> [Data to process]:

++++++

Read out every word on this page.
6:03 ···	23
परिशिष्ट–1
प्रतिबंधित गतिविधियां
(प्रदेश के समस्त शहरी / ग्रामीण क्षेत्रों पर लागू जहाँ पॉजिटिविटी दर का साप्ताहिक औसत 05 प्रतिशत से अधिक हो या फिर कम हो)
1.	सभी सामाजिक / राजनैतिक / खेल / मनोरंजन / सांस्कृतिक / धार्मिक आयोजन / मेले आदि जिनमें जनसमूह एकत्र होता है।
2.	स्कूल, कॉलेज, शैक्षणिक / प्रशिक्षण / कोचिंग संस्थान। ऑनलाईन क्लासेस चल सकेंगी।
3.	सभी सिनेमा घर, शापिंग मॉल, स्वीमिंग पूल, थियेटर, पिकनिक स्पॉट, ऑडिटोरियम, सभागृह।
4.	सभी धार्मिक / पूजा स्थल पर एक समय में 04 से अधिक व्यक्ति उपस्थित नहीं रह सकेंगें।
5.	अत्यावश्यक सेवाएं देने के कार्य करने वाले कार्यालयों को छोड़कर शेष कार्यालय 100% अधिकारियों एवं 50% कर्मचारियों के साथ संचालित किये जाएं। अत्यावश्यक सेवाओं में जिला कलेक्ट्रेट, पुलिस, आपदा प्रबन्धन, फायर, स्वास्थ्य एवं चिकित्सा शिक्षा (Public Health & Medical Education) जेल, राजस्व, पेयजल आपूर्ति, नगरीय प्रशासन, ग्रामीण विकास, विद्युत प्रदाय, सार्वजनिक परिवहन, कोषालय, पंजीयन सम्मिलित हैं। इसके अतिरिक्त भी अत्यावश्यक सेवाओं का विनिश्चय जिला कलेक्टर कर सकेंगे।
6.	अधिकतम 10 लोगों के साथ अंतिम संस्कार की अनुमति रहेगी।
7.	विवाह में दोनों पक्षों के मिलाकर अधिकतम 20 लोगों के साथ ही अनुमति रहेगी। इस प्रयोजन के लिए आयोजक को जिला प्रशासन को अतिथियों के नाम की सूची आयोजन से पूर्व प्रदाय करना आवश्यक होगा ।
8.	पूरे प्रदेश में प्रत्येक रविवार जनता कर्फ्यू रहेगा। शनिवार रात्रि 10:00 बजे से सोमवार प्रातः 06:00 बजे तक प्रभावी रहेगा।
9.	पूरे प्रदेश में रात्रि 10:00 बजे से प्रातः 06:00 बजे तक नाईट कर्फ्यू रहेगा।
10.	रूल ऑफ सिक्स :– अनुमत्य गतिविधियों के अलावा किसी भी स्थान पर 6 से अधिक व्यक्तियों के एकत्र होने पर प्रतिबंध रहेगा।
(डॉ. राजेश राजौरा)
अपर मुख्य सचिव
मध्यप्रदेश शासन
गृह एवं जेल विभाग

++++++

Your task is to give the records above again, exactly.

Read out every word on this page.
6:03 ···	23
परिशिष्ट–1
प्रतिबंधित गतिविधियां
(प्रदेश के समस्त शहरी / ग्रामीण क्षेत्रों पर लागू जहाँ पॉजिटिविटी दर का साप्ताहिक औसत 05 प्रतिशत से अधिक हो या फिर कम हो)
1.	सभी सामाजिक / राजनैतिक / खेल / मनोरंजन / सांस्कृतिक / धार्मिक आयोजन / मेले आदि जिनमें जनसमूह एकत्र होता है।
2.	स्कूल, कॉलेज, शैक्षणिक / प्रशिक्षण / कोचिंग संस्थान। ऑनलाईन क्लासेस चल सकेंगी।
3.	सभी सिनेमा घर, शापिंग मॉल, स्वीमिंग पूल, थियेटर, पिकनिक स्पॉट, ऑडिटोरियम, सभागृह।
4.	सभी धार्मिक / पूजा स्थल पर एक समय में 04 से अधिक व्यक्ति उपस्थित नहीं रह सकेंगें।
5.	अत्यावश्यक सेवाएं देने के कार्य करने वाले कार्यालयों को छोड़कर शेष कार्यालय 100% अधिकारियों एवं 50% कर्मचारियों के साथ संचालित किये जाएं। अत्यावश्यक सेवाओं में जिला कलेक्ट्रेट, पुलिस, आपदा प्रबन्धन, फायर, स्वास्थ्य एवं चिकित्सा शिक्षा (Public Health & Medical Education) जेल, राजस्व, पेयजल आपूर्ति, नगरीय प्रशासन, ग्रामीण विकास, विद्युत प्रदाय, सार्वजनिक परिवहन, कोषालय, पंजीयन सम्मिलित हैं। इसके अतिरिक्त भी अत्यावश्यक सेवाओं का विनिश्चय जिला कलेक्टर कर सकेंगे।
6.	अधिकतम 10 लोगों के साथ अंतिम संस्कार की अनुमति रहेगी।
7.	विवाह में दोनों पक्षों के मिलाकर अधिकतम 20 लोगों के साथ ही अनुमति रहेगी। इस प्रयोजन के लिए आयोजक को जिला प्रशासन को अतिथियों के नाम की सूची आयोजन से पूर्व प्रदाय करना आवश्यक होगा ।
8.	पूरे प्रदेश में प्रत्येक रविवार जनता कर्फ्यू रहेगा। शनिवार रात्रि 10:00 बजे से सोमवार प्रातः 06:00 बजे तक प्रभावी रहेगा।
9.	पूरे प्रदेश में रात्रि 10:00 बजे से प्रातः 06:00 बजे तक नाईट कर्फ्यू रहेगा।
10.	रूल ऑफ सिक्स :– अनुमत्य गतिविधियों के अलावा किसी भी स्थान पर 6 से अधिक व्यक्तियों के एकत्र होने पर प्रतिबंध रहेगा।
(डॉ. राजेश राजौरा)
अपर मुख्य सचिव
मध्यप्रदेश शासन
गृह एवं जेल विभाग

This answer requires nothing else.